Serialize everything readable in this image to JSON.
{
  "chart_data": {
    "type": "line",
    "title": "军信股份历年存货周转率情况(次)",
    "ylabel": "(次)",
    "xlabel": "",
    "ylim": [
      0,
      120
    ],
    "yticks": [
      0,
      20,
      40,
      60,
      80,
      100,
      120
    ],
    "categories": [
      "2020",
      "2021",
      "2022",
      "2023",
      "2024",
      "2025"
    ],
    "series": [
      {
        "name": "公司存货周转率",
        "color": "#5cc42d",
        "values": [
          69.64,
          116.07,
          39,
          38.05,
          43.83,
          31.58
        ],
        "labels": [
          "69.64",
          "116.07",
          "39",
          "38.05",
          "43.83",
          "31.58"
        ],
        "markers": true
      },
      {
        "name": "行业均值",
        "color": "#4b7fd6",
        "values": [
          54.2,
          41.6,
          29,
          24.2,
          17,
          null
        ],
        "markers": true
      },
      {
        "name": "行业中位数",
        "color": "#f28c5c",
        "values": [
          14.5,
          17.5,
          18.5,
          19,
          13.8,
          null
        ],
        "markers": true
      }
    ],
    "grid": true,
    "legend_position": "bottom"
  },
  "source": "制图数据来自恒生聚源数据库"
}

+++

__Task description__
Using the data above, repeat every line exactly.

__Output__
Serialize everything readable in this image to JSON.
{
  "chart_data": {
    "type": "line",
    "title": "军信股份历年存货周转率情况(次)",
    "ylabel": "(次)",
    "xlabel": "",
    "ylim": [
      0,
      120
    ],
    "yticks": [
      0,
      20,
      40,
      60,
      80,
      100,
      120
    ],
    "categories": [
      "2020",
      "2021",
      "2022",
      "2023",
      "2024",
      "2025"
    ],
    "series": [
      {
        "name": "公司存货周转率",
        "color": "#5cc42d",
        "values": [
          69.64,
          116.07,
          39,
          38.05,
          43.83,
          31.58
        ],
        "labels": [
          "69.64",
          "116.07",
          "39",
          "38.05",
          "43.83",
          "31.58"
        ],
        "markers": true
      },
      {
        "name": "行业均值",
        "color": "#4b7fd6",
        "values": [
          54.2,
          41.6,
          29,
          24.2,
          17,
          null
        ],
        "markers": true
      },
      {
        "name": "行业中位数",
        "color": "#f28c5c",
        "values": [
          14.5,
          17.5,
          18.5,
          19,
          13.8,
          null
        ],
        "markers": true
      }
    ],
    "grid": true,
    "legend_position": "bottom"
  },
  "source": "制图数据来自恒生聚源数据库"
}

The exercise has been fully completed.